Task:
Every line of the records below should be restated exactly.

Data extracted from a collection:
★ ★ ★ ★ ★

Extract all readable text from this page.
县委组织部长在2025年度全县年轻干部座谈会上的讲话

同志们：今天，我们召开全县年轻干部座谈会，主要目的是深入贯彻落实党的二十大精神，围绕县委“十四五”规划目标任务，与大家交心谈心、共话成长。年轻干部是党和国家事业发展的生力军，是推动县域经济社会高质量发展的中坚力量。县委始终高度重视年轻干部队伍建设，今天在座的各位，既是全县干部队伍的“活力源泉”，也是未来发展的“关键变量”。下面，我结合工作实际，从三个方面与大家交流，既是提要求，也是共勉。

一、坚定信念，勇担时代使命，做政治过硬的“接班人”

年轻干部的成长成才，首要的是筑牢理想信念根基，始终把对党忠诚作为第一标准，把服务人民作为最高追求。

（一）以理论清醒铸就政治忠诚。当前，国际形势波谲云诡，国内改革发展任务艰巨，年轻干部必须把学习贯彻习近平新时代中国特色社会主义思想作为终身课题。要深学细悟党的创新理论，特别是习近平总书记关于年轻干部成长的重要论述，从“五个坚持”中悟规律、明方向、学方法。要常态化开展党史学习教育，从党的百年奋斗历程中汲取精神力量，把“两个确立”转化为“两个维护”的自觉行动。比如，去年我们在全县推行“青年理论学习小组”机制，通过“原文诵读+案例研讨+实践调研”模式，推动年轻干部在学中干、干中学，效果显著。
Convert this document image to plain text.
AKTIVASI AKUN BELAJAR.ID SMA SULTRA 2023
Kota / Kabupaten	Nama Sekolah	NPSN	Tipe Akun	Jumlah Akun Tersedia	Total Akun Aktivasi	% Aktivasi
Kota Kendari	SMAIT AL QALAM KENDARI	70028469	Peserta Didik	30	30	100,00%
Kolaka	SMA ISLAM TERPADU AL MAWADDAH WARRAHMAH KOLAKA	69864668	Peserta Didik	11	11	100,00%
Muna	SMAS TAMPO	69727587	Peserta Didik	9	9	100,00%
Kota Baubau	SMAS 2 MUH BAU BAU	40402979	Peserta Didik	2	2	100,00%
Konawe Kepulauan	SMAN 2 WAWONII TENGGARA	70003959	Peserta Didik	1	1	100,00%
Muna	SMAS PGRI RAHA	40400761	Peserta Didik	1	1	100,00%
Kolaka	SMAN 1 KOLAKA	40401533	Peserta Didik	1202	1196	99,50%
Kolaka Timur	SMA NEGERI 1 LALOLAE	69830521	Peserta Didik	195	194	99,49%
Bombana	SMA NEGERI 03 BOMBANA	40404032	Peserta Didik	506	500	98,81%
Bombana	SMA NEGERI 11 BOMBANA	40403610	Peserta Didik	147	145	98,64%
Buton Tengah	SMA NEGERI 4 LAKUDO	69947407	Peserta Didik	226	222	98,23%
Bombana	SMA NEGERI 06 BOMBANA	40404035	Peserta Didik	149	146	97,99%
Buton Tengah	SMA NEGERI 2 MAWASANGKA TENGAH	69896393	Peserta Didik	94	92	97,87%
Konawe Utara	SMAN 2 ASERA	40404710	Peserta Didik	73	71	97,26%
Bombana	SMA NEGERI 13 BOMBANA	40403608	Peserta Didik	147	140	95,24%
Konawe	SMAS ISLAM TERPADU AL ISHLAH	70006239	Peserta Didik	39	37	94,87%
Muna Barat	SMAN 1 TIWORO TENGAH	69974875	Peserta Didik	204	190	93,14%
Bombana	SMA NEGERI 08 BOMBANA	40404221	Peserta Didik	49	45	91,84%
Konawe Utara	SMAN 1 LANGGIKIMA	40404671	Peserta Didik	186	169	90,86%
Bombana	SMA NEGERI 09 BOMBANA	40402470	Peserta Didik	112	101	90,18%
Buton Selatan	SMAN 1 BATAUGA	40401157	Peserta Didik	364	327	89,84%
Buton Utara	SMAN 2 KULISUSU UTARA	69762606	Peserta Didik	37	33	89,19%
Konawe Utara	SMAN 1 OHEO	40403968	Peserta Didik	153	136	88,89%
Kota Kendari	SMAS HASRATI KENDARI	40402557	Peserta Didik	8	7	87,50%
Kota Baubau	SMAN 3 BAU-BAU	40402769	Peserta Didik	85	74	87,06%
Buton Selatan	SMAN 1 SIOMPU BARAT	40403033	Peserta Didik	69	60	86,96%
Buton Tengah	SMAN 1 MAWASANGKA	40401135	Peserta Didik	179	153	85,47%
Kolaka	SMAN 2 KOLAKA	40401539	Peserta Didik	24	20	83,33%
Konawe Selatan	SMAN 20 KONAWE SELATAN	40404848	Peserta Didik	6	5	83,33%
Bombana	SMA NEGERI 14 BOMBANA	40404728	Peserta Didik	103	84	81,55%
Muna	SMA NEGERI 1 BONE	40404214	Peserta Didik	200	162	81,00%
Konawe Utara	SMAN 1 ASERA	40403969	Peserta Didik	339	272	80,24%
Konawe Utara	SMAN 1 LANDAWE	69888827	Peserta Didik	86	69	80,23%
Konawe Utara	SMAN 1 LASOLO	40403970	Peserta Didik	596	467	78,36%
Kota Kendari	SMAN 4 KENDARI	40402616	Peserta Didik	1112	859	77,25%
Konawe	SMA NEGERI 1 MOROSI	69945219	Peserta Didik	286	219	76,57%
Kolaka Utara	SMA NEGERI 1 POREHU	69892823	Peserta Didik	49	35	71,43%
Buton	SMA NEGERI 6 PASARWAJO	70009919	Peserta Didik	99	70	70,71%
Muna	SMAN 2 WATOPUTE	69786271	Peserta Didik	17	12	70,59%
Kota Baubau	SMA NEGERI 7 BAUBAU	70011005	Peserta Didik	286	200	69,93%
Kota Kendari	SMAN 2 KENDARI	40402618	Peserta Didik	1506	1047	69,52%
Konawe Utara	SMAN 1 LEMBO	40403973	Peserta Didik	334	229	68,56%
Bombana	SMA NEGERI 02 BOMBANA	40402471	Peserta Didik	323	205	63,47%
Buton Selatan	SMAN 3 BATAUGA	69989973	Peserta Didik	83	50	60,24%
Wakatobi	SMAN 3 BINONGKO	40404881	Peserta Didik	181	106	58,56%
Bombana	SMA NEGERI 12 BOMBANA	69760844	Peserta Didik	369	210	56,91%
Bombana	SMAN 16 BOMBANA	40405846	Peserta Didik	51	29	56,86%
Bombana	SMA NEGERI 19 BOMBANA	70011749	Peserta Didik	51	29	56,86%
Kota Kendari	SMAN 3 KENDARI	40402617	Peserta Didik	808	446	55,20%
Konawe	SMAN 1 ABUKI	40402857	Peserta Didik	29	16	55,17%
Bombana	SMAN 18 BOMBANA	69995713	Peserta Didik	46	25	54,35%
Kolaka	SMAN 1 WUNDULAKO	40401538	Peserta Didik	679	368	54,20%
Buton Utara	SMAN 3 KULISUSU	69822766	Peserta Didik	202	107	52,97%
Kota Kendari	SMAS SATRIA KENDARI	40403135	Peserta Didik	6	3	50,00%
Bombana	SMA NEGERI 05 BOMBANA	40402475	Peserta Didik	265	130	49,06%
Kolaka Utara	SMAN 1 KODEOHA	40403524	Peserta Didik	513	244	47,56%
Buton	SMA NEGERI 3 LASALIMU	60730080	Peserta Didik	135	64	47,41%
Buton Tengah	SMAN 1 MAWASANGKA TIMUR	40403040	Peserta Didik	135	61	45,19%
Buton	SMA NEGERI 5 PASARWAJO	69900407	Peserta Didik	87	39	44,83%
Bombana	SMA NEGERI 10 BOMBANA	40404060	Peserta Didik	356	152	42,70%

★ ★ ★ ★ ★

Output below:
Extract all readable text from this page.
县委组织部长在2025年度全县年轻干部座谈会上的讲话

同志们：今天，我们召开全县年轻干部座谈会，主要目的是深入贯彻落实党的二十大精神，围绕县委“十四五”规划目标任务，与大家交心谈心、共话成长。年轻干部是党和国家事业发展的生力军，是推动县域经济社会高质量发展的中坚力量。县委始终高度重视年轻干部队伍建设，今天在座的各位，既是全县干部队伍的“活力源泉”，也是未来发展的“关键变量”。下面，我结合工作实际，从三个方面与大家交流，既是提要求，也是共勉。

一、坚定信念，勇担时代使命，做政治过硬的“接班人”

年轻干部的成长成才，首要的是筑牢理想信念根基，始终把对党忠诚作为第一标准，把服务人民作为最高追求。

（一）以理论清醒铸就政治忠诚。当前，国际形势波谲云诡，国内改革发展任务艰巨，年轻干部必须把学习贯彻习近平新时代中国特色社会主义思想作为终身课题。要深学细悟党的创新理论，特别是习近平总书记关于年轻干部成长的重要论述，从“五个坚持”中悟规律、明方向、学方法。要常态化开展党史学习教育，从党的百年奋斗历程中汲取精神力量，把“两个确立”转化为“两个维护”的自觉行动。比如，去年我们在全县推行“青年理论学习小组”机制，通过“原文诵读+案例研讨+实践调研”模式，推动年轻干部在学中干、干中学，效果显著。
Convert this document image to plain text.
AKTIVASI AKUN BELAJAR.ID SMA SULTRA 2023
Kota / Kabupaten	Nama Sekolah	NPSN	Tipe Akun	Jumlah Akun Tersedia	Total Akun Aktivasi	% Aktivasi
Kota Kendari	SMAIT AL QALAM KENDARI	70028469	Peserta Didik	30	30	100,00%
Kolaka	SMA ISLAM TERPADU AL MAWADDAH WARRAHMAH KOLAKA	69864668	Peserta Didik	11	11	100,00%
Muna	SMAS TAMPO	69727587	Peserta Didik	9	9	100,00%
Kota Baubau	SMAS 2 MUH BAU BAU	40402979	Peserta Didik	2	2	100,00%
Konawe Kepulauan	SMAN 2 WAWONII TENGGARA	70003959	Peserta Didik	1	1	100,00%
Muna	SMAS PGRI RAHA	40400761	Peserta Didik	1	1	100,00%
Kolaka	SMAN 1 KOLAKA	40401533	Peserta Didik	1202	1196	99,50%
Kolaka Timur	SMA NEGERI 1 LALOLAE	69830521	Peserta Didik	195	194	99,49%
Bombana	SMA NEGERI 03 BOMBANA	40404032	Peserta Didik	506	500	98,81%
Bombana	SMA NEGERI 11 BOMBANA	40403610	Peserta Didik	147	145	98,64%
Buton Tengah	SMA NEGERI 4 LAKUDO	69947407	Peserta Didik	226	222	98,23%
Bombana	SMA NEGERI 06 BOMBANA	40404035	Peserta Didik	149	146	97,99%
Buton Tengah	SMA NEGERI 2 MAWASANGKA TENGAH	69896393	Peserta Didik	94	92	97,87%
Konawe Utara	SMAN 2 ASERA	40404710	Peserta Didik	73	71	97,26%
Bombana	SMA NEGERI 13 BOMBANA	40403608	Peserta Didik	147	140	95,24%
Konawe	SMAS ISLAM TERPADU AL ISHLAH	70006239	Peserta Didik	39	37	94,87%
Muna Barat	SMAN 1 TIWORO TENGAH	69974875	Peserta Didik	204	190	93,14%
Bombana	SMA NEGERI 08 BOMBANA	40404221	Peserta Didik	49	45	91,84%
Konawe Utara	SMAN 1 LANGGIKIMA	40404671	Peserta Didik	186	169	90,86%
Bombana	SMA NEGERI 09 BOMBANA	40402470	Peserta Didik	112	101	90,18%
Buton Selatan	SMAN 1 BATAUGA	40401157	Peserta Didik	364	327	89,84%
Buton Utara	SMAN 2 KULISUSU UTARA	69762606	Peserta Didik	37	33	89,19%
Konawe Utara	SMAN 1 OHEO	40403968	Peserta Didik	153	136	88,89%
Kota Kendari	SMAS HASRATI KENDARI	40402557	Peserta Didik	8	7	87,50%
Kota Baubau	SMAN 3 BAU-BAU	40402769	Peserta Didik	85	74	87,06%
Buton Selatan	SMAN 1 SIOMPU BARAT	40403033	Peserta Didik	69	60	86,96%
Buton Tengah	SMAN 1 MAWASANGKA	40401135	Peserta Didik	179	153	85,47%
Kolaka	SMAN 2 KOLAKA	40401539	Peserta Didik	24	20	83,33%
Konawe Selatan	SMAN 20 KONAWE SELATAN	40404848	Peserta Didik	6	5	83,33%
Bombana	SMA NEGERI 14 BOMBANA	40404728	Peserta Didik	103	84	81,55%
Muna	SMA NEGERI 1 BONE	40404214	Peserta Didik	200	162	81,00%
Konawe Utara	SMAN 1 ASERA	40403969	Peserta Didik	339	272	80,24%
Konawe Utara	SMAN 1 LANDAWE	69888827	Peserta Didik	86	69	80,23%
Konawe Utara	SMAN 1 LASOLO	40403970	Peserta Didik	596	467	78,36%
Kota Kendari	SMAN 4 KENDARI	40402616	Peserta Didik	1112	859	77,25%
Konawe	SMA NEGERI 1 MOROSI	69945219	Peserta Didik	286	219	76,57%
Kolaka Utara	SMA NEGERI 1 POREHU	69892823	Peserta Didik	49	35	71,43%
Buton	SMA NEGERI 6 PASARWAJO	70009919	Peserta Didik	99	70	70,71%
Muna	SMAN 2 WATOPUTE	69786271	Peserta Didik	17	12	70,59%
Kota Baubau	SMA NEGERI 7 BAUBAU	70011005	Peserta Didik	286	200	69,93%
Kota Kendari	SMAN 2 KENDARI	40402618	Peserta Didik	1506	1047	69,52%
Konawe Utara	SMAN 1 LEMBO	40403973	Peserta Didik	334	229	68,56%
Bombana	SMA NEGERI 02 BOMBANA	40402471	Peserta Didik	323	205	63,47%
Buton Selatan	SMAN 3 BATAUGA	69989973	Peserta Didik	83	50	60,24%
Wakatobi	SMAN 3 BINONGKO	40404881	Peserta Didik	181	106	58,56%
Bombana	SMA NEGERI 12 BOMBANA	69760844	Peserta Didik	369	210	56,91%
Bombana	SMAN 16 BOMBANA	40405846	Peserta Didik	51	29	56,86%
Bombana	SMA NEGERI 19 BOMBANA	70011749	Peserta Didik	51	29	56,86%
Kota Kendari	SMAN 3 KENDARI	40402617	Peserta Didik	808	446	55,20%
Konawe	SMAN 1 ABUKI	40402857	Peserta Didik	29	16	55,17%
Bombana	SMAN 18 BOMBANA	69995713	Peserta Didik	46	25	54,35%
Kolaka	SMAN 1 WUNDULAKO	40401538	Peserta Didik	679	368	54,20%
Buton Utara	SMAN 3 KULISUSU	69822766	Peserta Didik	202	107	52,97%
Kota Kendari	SMAS SATRIA KENDARI	40403135	Peserta Didik	6	3	50,00%
Bombana	SMA NEGERI 05 BOMBANA	40402475	Peserta Didik	265	130	49,06%
Kolaka Utara	SMAN 1 KODEOHA	40403524	Peserta Didik	513	244	47,56%
Buton	SMA NEGERI 3 LASALIMU	60730080	Peserta Didik	135	64	47,41%
Buton Tengah	SMAN 1 MAWASANGKA TIMUR	40403040	Peserta Didik	135	61	45,19%
Buton	SMA NEGERI 5 PASARWAJO	69900407	Peserta Didik	87	39	44,83%
Bombana	SMA NEGERI 10 BOMBANA	40404060	Peserta Didik	356	152	42,70%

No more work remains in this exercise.